**GOAL**
Identify the lines that contain the string "Henri", then copy each of them.

**AVAILABLE RECORDS**
-- -- --

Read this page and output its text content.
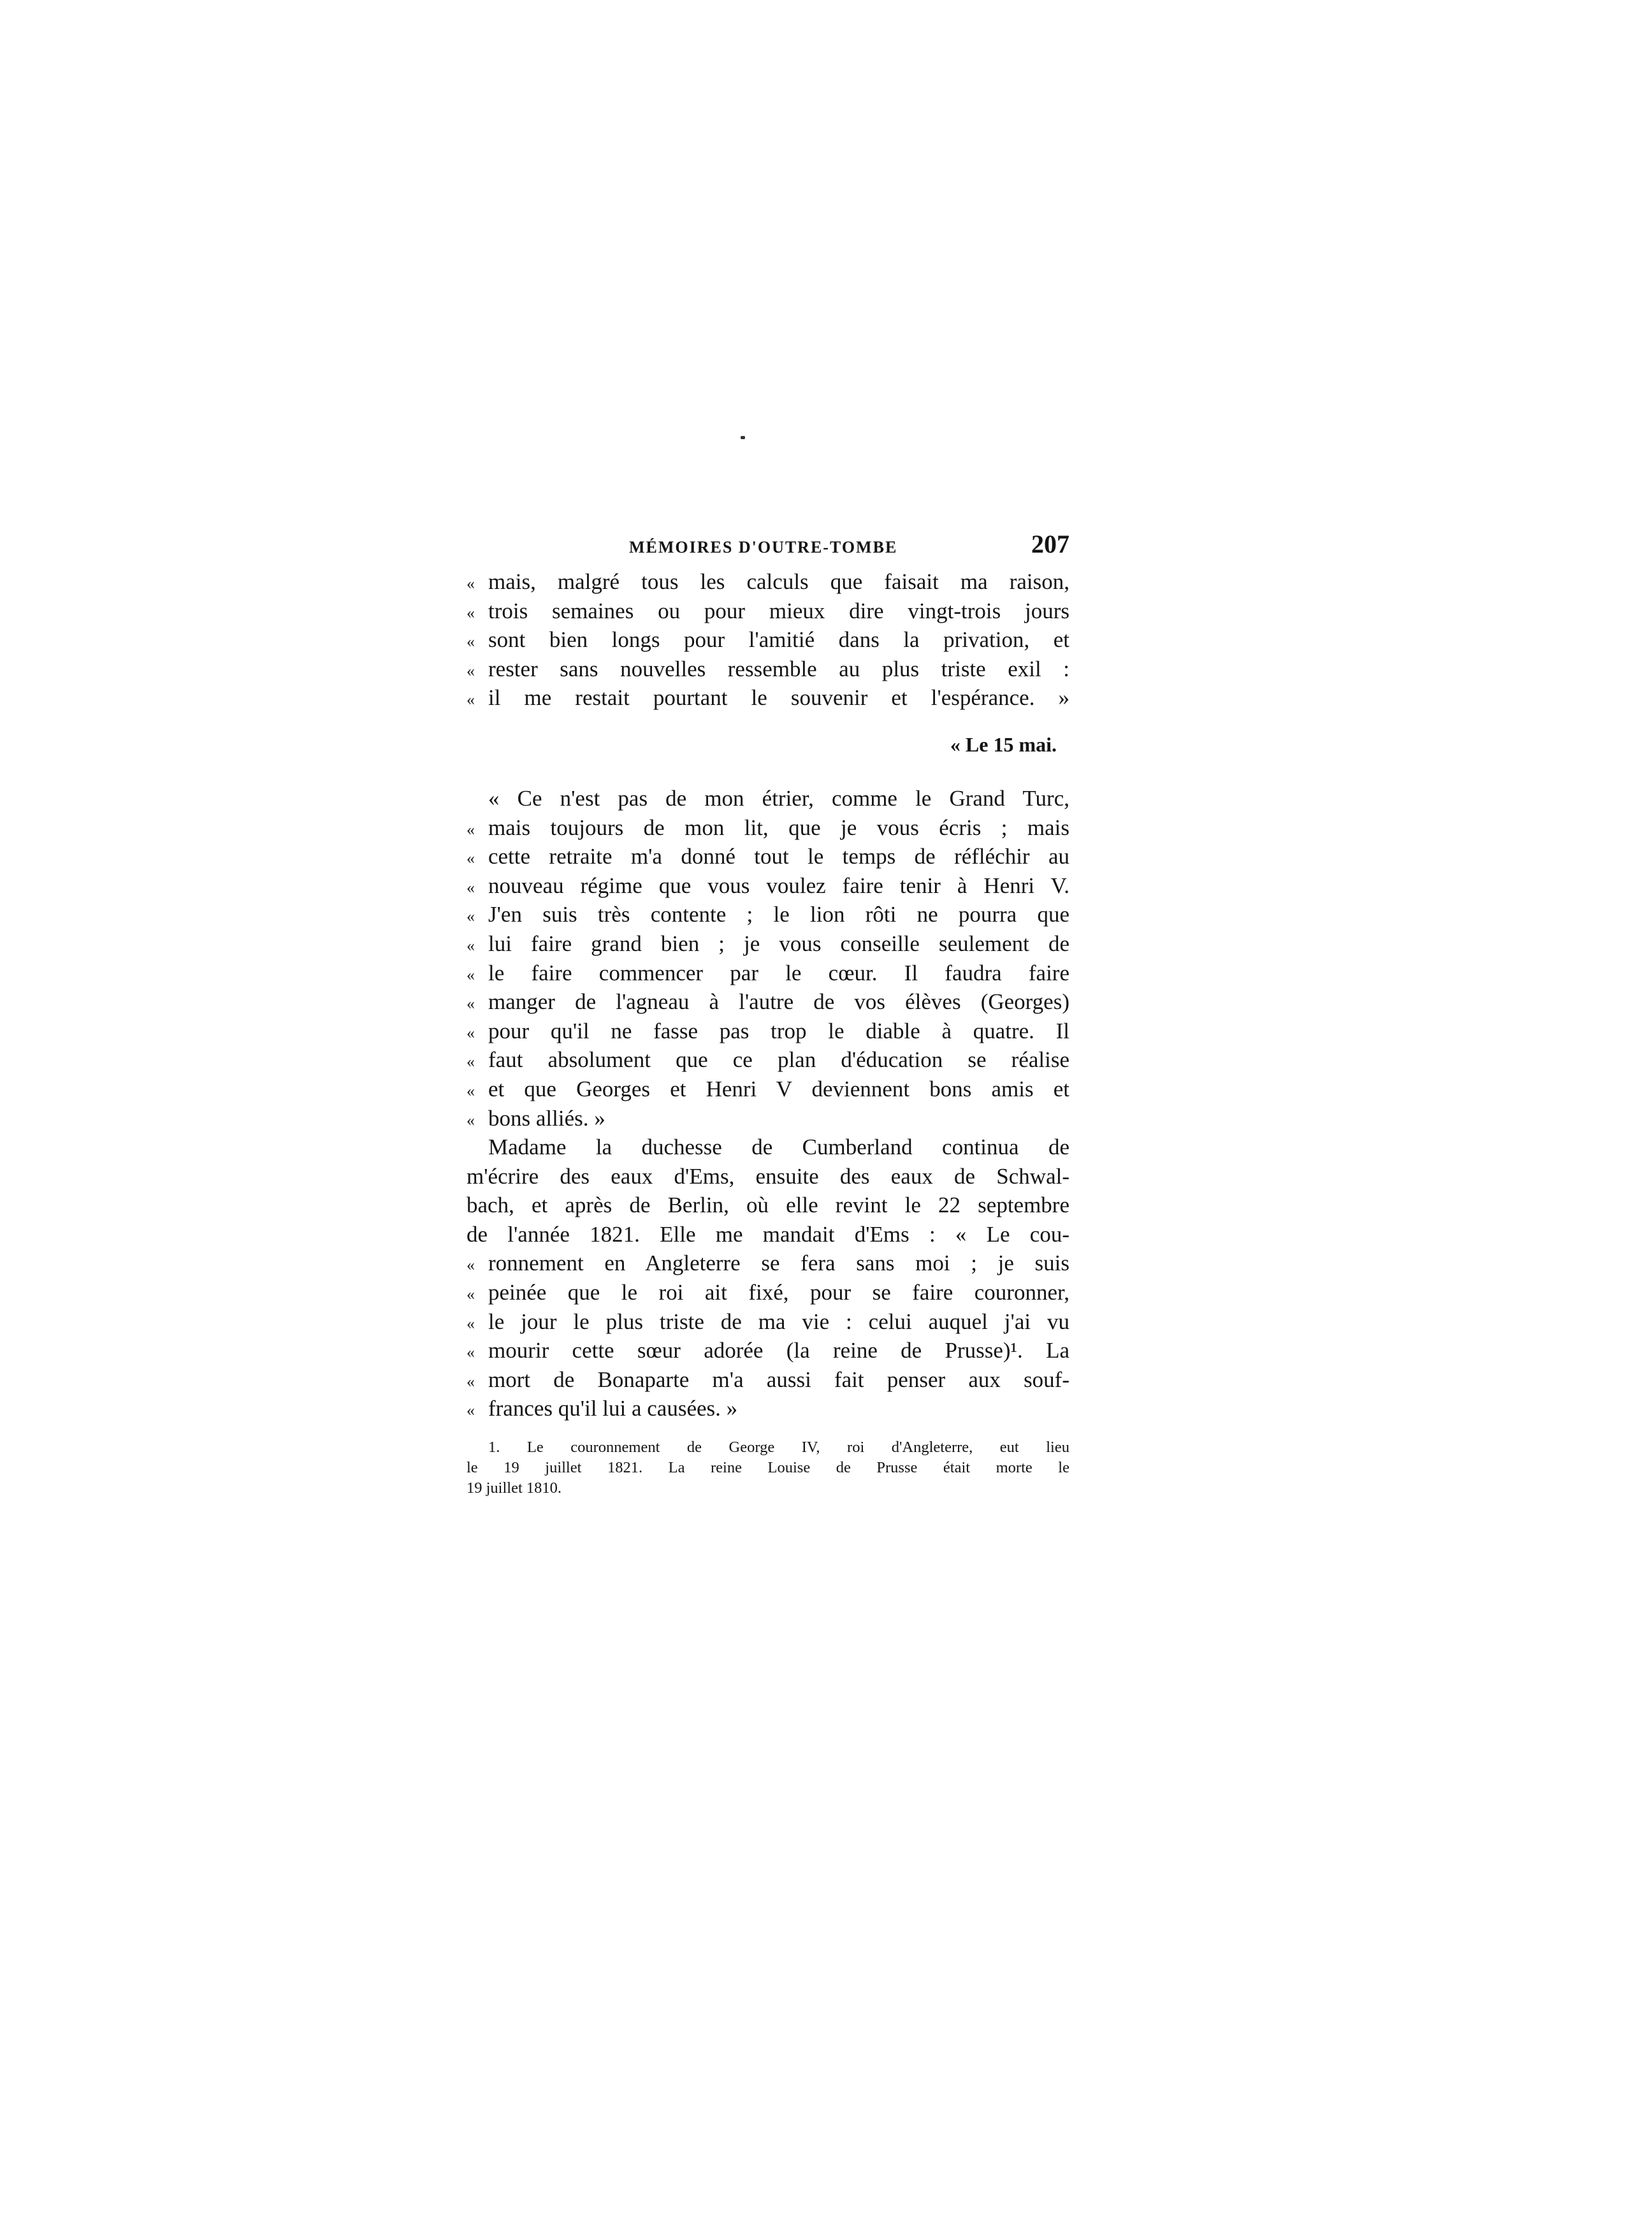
MÉMOIRES D'OUTRE-TOMBE	207
« mais, malgré tous les calculs que faisait ma raison,
« trois semaines ou pour mieux dire vingt-trois jours
« sont bien longs pour l'amitié dans la privation, et
« rester sans nouvelles ressemble au plus triste exil :
« il me restait pourtant le souvenir et l'espérance. »
« Le 15 mai.
« Ce n'est pas de mon étrier, comme le Grand Turc,
« mais toujours de mon lit, que je vous écris ; mais
« cette retraite m'a donné tout le temps de réfléchir au
« nouveau régime que vous voulez faire tenir à Henri V.
« J'en suis très contente ; le lion rôti ne pourra que
« lui faire grand bien ; je vous conseille seulement de
« le faire commencer par le cœur. Il faudra faire
« manger de l'agneau à l'autre de vos élèves (Georges)
« pour qu'il ne fasse pas trop le diable à quatre. Il
« faut absolument que ce plan d'éducation se réalise
« et que Georges et Henri V deviennent bons amis et
« bons alliés. »
Madame la duchesse de Cumberland continua de
m'écrire des eaux d'Ems, ensuite des eaux de Schwal-
bach, et après de Berlin, où elle revint le 22 septembre
de l'année 1821. Elle me mandait d'Ems : « Le cou-
« ronnement en Angleterre se fera sans moi ; je suis
« peinée que le roi ait fixé, pour se faire couronner,
« le jour le plus triste de ma vie : celui auquel j'ai vu
« mourir cette sœur adorée (la reine de Prusse)¹. La
« mort de Bonaparte m'a aussi fait penser aux souf-
« frances qu'il lui a causées. »
1. Le couronnement de George IV, roi d'Angleterre, eut lieu
le 19 juillet 1821. La reine Louise de Prusse était morte le
19 juillet 1810.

-- -- --

**EXERCISE RESPONSE**
« nouveau régime que vous voulez faire tenir à Henri V.
« et que Georges et Henri V deviennent bons amis et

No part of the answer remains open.